EXERCISE INSTRUCTIONS: Show all lines from the data that include the word "screenshot".

SOURCE DATA:
▽
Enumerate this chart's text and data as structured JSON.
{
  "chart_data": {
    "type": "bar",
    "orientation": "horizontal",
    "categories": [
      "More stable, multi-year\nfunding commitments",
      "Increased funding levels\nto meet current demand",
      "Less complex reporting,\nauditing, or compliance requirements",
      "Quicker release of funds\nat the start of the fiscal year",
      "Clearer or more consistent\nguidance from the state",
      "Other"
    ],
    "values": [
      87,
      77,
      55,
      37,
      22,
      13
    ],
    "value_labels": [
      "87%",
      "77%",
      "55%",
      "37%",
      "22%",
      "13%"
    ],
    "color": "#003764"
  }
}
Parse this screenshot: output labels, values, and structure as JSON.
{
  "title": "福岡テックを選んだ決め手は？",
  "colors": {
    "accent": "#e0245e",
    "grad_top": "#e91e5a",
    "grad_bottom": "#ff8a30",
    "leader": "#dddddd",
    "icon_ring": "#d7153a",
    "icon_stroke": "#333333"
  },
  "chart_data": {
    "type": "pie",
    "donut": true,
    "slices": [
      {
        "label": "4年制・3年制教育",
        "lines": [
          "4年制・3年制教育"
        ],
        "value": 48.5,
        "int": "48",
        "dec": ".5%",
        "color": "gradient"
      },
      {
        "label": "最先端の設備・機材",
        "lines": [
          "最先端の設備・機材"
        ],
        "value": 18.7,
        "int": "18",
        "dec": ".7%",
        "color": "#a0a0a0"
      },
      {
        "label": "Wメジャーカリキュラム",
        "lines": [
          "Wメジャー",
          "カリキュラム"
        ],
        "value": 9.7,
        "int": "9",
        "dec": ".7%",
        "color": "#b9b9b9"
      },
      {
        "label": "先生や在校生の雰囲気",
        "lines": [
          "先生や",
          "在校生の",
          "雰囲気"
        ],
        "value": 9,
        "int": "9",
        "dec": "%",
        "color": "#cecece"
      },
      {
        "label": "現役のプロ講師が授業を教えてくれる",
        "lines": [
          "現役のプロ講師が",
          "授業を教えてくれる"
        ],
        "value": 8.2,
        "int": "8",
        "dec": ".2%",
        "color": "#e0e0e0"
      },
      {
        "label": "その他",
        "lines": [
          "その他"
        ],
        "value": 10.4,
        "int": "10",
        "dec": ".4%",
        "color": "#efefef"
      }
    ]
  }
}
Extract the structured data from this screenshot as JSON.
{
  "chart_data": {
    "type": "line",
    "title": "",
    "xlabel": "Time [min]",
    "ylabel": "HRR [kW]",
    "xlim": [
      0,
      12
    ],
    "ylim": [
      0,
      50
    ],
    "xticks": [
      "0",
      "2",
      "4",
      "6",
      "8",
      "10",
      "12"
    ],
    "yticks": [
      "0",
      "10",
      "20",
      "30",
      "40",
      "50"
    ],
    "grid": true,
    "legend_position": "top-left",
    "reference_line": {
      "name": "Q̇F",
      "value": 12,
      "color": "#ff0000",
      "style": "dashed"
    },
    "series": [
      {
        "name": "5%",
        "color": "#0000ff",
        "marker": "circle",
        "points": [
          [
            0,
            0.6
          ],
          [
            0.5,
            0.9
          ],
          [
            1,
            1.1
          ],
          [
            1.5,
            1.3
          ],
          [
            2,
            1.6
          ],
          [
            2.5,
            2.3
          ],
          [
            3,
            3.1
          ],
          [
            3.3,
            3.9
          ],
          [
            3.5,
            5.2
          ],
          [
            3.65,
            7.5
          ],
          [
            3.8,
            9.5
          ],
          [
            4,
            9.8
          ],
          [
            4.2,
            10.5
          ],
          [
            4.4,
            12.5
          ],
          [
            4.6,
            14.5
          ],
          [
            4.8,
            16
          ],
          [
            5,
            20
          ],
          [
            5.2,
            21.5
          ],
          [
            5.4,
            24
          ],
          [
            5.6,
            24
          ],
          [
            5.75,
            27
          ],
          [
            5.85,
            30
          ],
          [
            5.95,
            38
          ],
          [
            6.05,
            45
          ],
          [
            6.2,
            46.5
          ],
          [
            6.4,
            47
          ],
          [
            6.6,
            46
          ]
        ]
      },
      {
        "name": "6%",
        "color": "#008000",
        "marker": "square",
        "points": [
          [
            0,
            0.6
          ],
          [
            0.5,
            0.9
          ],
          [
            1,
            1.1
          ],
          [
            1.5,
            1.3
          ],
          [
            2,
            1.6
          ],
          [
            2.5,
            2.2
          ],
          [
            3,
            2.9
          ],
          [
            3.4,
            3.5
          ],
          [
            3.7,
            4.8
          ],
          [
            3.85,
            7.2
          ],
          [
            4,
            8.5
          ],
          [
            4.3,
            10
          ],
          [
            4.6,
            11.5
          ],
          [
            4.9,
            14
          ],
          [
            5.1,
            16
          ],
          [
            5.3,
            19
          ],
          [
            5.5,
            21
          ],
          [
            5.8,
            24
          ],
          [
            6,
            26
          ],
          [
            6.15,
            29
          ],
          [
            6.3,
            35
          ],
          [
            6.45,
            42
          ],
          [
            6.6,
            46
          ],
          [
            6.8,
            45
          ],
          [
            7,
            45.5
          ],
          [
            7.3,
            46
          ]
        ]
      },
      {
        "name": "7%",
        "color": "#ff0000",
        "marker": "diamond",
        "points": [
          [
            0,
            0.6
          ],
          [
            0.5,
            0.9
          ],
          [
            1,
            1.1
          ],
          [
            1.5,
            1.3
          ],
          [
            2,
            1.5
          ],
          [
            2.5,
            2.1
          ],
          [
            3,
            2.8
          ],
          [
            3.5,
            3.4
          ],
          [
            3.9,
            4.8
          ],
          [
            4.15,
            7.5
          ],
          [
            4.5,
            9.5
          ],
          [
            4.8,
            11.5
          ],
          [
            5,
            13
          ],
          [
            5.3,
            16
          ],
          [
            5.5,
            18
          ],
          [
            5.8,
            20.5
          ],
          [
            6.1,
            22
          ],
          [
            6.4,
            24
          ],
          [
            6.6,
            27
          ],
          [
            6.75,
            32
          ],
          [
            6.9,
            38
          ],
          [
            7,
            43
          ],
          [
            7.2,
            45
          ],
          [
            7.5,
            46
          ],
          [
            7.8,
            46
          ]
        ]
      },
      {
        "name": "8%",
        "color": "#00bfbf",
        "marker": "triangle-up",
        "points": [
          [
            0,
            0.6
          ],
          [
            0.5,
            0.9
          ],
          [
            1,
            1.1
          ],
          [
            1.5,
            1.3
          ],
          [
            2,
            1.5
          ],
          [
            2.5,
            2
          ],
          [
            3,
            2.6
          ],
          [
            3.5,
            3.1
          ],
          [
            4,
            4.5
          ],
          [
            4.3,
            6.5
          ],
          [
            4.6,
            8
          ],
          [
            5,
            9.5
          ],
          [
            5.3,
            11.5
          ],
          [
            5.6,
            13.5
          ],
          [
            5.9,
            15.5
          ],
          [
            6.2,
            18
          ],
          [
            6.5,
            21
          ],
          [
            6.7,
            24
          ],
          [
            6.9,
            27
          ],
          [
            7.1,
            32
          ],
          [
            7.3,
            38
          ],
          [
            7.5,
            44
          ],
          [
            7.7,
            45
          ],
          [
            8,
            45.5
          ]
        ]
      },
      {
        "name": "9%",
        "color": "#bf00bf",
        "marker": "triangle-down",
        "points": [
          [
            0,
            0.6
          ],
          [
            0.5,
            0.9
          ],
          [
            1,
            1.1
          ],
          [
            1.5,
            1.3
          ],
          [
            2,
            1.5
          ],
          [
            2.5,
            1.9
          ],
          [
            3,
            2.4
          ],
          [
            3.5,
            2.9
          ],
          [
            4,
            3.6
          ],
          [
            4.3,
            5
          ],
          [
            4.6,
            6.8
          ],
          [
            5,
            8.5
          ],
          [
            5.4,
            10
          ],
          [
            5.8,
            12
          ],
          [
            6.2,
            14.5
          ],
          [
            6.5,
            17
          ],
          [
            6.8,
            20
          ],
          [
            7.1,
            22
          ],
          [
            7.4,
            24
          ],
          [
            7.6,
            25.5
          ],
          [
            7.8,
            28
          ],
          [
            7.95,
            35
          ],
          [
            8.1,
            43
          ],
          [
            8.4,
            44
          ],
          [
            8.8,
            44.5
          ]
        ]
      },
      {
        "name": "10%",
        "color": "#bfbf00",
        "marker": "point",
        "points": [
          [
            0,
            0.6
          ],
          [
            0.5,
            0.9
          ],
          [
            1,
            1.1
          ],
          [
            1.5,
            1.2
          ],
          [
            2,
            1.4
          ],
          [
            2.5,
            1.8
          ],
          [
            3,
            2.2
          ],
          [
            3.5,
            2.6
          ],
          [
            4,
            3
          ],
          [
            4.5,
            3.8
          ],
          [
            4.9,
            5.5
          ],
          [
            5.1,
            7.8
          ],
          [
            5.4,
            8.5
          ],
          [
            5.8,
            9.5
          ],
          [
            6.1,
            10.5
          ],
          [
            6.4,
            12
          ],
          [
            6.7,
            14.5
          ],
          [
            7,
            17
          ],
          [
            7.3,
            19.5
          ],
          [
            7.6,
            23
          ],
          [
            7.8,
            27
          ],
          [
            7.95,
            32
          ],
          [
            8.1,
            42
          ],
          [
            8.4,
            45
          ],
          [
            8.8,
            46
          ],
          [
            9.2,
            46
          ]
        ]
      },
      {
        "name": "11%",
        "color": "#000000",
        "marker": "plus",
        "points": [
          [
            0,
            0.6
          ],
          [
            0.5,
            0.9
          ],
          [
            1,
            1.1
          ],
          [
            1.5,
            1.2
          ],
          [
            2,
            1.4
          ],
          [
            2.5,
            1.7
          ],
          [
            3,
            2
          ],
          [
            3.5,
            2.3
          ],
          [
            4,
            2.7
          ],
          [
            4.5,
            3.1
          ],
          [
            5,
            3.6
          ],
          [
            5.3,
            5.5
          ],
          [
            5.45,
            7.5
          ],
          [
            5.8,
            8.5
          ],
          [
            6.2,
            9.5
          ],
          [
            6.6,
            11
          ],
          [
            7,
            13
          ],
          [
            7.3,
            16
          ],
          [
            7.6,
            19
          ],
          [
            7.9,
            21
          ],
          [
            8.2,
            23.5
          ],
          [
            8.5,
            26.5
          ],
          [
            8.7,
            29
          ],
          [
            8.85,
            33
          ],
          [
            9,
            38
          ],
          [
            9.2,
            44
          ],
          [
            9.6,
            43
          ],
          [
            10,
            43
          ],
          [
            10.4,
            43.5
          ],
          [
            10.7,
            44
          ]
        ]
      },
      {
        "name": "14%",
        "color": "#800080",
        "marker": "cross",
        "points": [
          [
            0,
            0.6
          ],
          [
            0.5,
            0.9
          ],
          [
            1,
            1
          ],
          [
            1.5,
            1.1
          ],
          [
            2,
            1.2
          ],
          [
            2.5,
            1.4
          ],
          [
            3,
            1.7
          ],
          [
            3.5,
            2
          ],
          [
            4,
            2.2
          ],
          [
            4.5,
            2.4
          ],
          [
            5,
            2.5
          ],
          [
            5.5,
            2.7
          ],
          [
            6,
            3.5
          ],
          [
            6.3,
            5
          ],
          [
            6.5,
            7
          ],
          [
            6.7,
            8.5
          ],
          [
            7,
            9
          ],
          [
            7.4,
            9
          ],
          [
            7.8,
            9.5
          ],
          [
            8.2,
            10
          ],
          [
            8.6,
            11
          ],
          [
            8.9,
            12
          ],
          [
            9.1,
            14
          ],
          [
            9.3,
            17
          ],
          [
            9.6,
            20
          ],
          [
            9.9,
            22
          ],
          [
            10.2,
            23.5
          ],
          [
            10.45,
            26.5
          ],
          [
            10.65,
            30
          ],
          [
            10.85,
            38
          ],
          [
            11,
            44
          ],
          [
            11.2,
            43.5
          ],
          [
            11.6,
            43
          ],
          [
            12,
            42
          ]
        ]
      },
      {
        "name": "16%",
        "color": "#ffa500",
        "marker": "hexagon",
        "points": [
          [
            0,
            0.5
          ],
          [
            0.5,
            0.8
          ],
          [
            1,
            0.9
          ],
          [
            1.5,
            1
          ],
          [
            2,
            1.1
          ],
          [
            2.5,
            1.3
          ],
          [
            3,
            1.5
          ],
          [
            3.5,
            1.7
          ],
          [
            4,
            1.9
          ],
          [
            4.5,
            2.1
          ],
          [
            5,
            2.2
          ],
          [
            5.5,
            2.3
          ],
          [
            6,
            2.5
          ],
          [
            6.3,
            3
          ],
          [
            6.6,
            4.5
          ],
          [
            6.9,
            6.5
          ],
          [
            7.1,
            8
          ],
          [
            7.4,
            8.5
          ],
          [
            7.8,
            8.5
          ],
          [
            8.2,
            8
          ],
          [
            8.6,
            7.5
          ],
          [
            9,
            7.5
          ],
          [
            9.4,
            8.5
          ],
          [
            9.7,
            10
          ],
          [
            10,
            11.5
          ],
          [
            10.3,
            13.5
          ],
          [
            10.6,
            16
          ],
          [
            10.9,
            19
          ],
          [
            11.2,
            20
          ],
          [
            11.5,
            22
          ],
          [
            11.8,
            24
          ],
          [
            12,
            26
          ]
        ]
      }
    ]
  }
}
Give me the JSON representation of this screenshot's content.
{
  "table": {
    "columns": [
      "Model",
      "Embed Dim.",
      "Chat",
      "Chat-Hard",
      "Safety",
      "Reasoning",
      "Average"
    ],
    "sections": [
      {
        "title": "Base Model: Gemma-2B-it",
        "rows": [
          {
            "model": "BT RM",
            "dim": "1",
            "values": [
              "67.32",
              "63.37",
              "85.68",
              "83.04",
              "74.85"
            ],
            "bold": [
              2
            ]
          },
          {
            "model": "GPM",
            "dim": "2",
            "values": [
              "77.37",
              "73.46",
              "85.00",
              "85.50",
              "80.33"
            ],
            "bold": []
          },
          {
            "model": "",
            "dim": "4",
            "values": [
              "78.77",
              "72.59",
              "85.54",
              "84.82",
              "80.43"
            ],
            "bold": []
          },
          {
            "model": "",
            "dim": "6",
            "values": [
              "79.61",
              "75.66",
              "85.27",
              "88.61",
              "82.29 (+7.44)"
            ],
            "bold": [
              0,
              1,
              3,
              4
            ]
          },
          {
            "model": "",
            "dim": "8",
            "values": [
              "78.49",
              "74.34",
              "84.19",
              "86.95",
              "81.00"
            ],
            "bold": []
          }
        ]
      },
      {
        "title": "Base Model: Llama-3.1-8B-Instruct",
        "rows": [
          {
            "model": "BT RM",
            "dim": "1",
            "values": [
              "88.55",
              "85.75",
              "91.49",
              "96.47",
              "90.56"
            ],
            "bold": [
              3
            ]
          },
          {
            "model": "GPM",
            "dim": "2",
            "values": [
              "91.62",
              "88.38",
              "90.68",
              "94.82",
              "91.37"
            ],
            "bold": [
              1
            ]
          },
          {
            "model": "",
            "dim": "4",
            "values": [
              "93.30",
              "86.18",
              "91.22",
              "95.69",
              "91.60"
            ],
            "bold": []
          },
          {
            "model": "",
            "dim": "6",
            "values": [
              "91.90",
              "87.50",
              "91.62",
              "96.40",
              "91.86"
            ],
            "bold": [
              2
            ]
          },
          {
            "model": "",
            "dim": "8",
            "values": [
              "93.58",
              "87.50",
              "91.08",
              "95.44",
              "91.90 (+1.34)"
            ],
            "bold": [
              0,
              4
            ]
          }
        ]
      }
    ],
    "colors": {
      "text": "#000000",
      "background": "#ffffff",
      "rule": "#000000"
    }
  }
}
△
TASK SOLUTION:
Parse this screenshot: output labels, values, and structure as JSON.
Extract the structured data from this screenshot as JSON.
Give me the JSON representation of this screenshot's content.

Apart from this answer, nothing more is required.